* **PROBLEM REQUIREMENTS**
All the data below goes into the copy word for word, but the pictures don't.

[Dataset excerpt]

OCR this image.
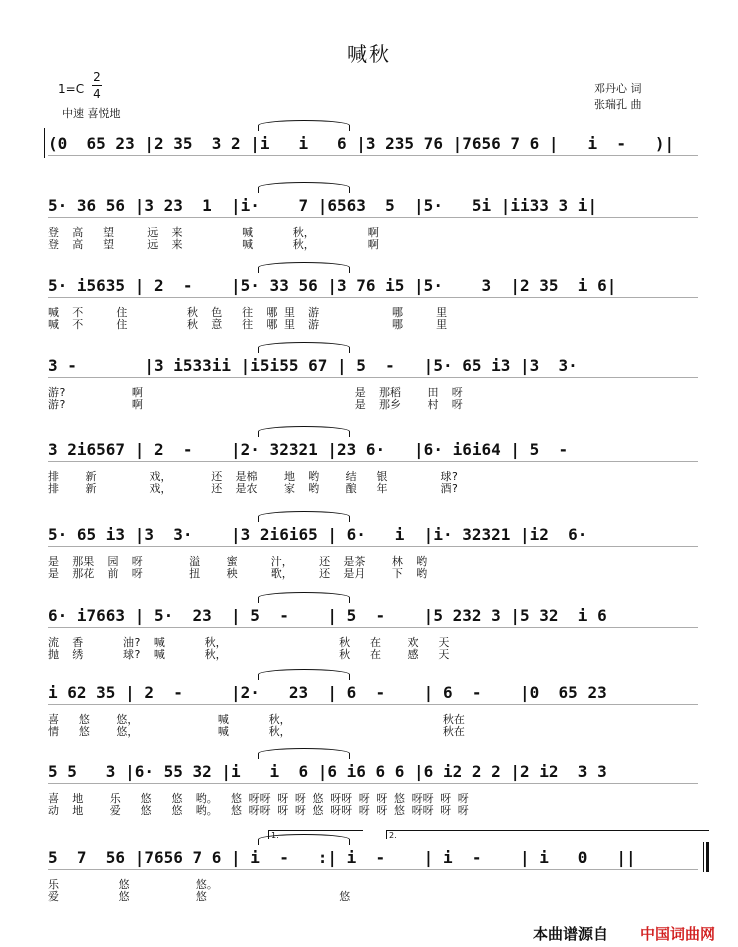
喊秋
1=C
2
4
中速 喜悦地
邓丹心 词
张瑞孔 曲
(0  65 23 |2 35  3 2 |i   i   6 |3 235 76 |7656 7 6 |   i  -   )|
5· 36 56 |3 23  1  |i·    7 |6563  5  |5·   5i |ii33 3 i|
登  高   望     远  来         喊      秋，        啊
登  高   望     远  来         喊      秋，        啊
5· i5635 | 2  -    |5· 33 56 |3 76 i5 |5·    3  |2 35  i 6|
喊  不     住         秋  色   往  哪 里  游           哪     里
喊  不     住         秋  意   往  哪 里  游           哪     里
3 -       |3 i533ii |i5i55 67 | 5  -   |5· 65 i3 |3  3·
游?          啊                                是  那稻    田  呀
游?          啊                                是  那乡    村  呀
3 2i6567 | 2  -    |2· 32321 |23 6·   |6· i6i64 | 5  -
排    新        戏，      还  是棉    地  哟    结   银        球?
排    新        戏，      还  是农    家  哟    酿   年        酒?
5· 65 i3 |3  3·    |3 2i6i65 | 6·   i  |i· 32321 |i2  6·
是  那果  园  呀       溢    蜜     汁，    还  是茶    林  哟
是  那花  前  呀       扭    秧     歌，    还  是月    下  哟
6· i7663 | 5·  23  | 5  -    | 5  -    |5 232 3 |5 32  i 6
流  香      油?  喊      秋，                 秋   在    欢   天
抛  绣      球?  喊      秋，                 秋   在    感   天
i 62 35 | 2  -     |2·   23  | 6  -    | 6  -    |0  65 23
喜   悠    悠，            喊      秋，                       秋在
情   悠    悠，            喊      秋，                       秋在
5 5   3 |6· 55 32 |i   i  6 |6 i6 6 6 |6 i2 2 2 |2 i2  3 3
喜  地    乐   悠   悠  哟。  悠 呀呀 呀 呀 悠 呀呀 呀 呀 悠 呀呀 呀 呀
动  地    爱   悠   悠  哟。  悠 呀呀 呀 呀 悠 呀呀 呀 呀 悠 呀呀 呀 呀
5  7  56 |7656 7 6 | i  -   :| i  -    | i  -    | i   0   ||
乐         悠          悠。
爱         悠          悠                    悠
1.	2.
本曲谱源自 中国词曲网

* **THE RESPONSE**
OCR this image.
喊秋
1=C
2
4
中速 喜悦地
邓丹心 词
张瑞孔 曲
(0  65 23 |2 35  3 2 |i   i   6 |3 235 76 |7656 7 6 |   i  -   )|
5· 36 56 |3 23  1  |i·    7 |6563  5  |5·   5i |ii33 3 i|
登  高   望     远  来         喊      秋，        啊
登  高   望     远  来         喊      秋，        啊
5· i5635 | 2  -    |5· 33 56 |3 76 i5 |5·    3  |2 35  i 6|
喊  不     住         秋  色   往  哪 里  游           哪     里
喊  不     住         秋  意   往  哪 里  游           哪     里
3 -       |3 i533ii |i5i55 67 | 5  -   |5· 65 i3 |3  3·
游?          啊                                是  那稻    田  呀
游?          啊                                是  那乡    村  呀
3 2i6567 | 2  -    |2· 32321 |23 6·   |6· i6i64 | 5  -
排    新        戏，      还  是棉    地  哟    结   银        球?
排    新        戏，      还  是农    家  哟    酿   年        酒?
5· 65 i3 |3  3·    |3 2i6i65 | 6·   i  |i· 32321 |i2  6·
是  那果  园  呀       溢    蜜     汁，    还  是茶    林  哟
是  那花  前  呀       扭    秧     歌，    还  是月    下  哟
6· i7663 | 5·  23  | 5  -    | 5  -    |5 232 3 |5 32  i 6
流  香      油?  喊      秋，                 秋   在    欢   天
抛  绣      球?  喊      秋，                 秋   在    感   天
i 62 35 | 2  -     |2·   23  | 6  -    | 6  -    |0  65 23
喜   悠    悠，            喊      秋，                       秋在
情   悠    悠，            喊      秋，                       秋在
5 5   3 |6· 55 32 |i   i  6 |6 i6 6 6 |6 i2 2 2 |2 i2  3 3
喜  地    乐   悠   悠  哟。  悠 呀呀 呀 呀 悠 呀呀 呀 呀 悠 呀呀 呀 呀
动  地    爱   悠   悠  哟。  悠 呀呀 呀 呀 悠 呀呀 呀 呀 悠 呀呀 呀 呀
5  7  56 |7656 7 6 | i  -   :| i  -    | i  -    | i   0   ||
乐         悠          悠。
爱         悠          悠                    悠
1.	2.
本曲谱源自 中国词曲网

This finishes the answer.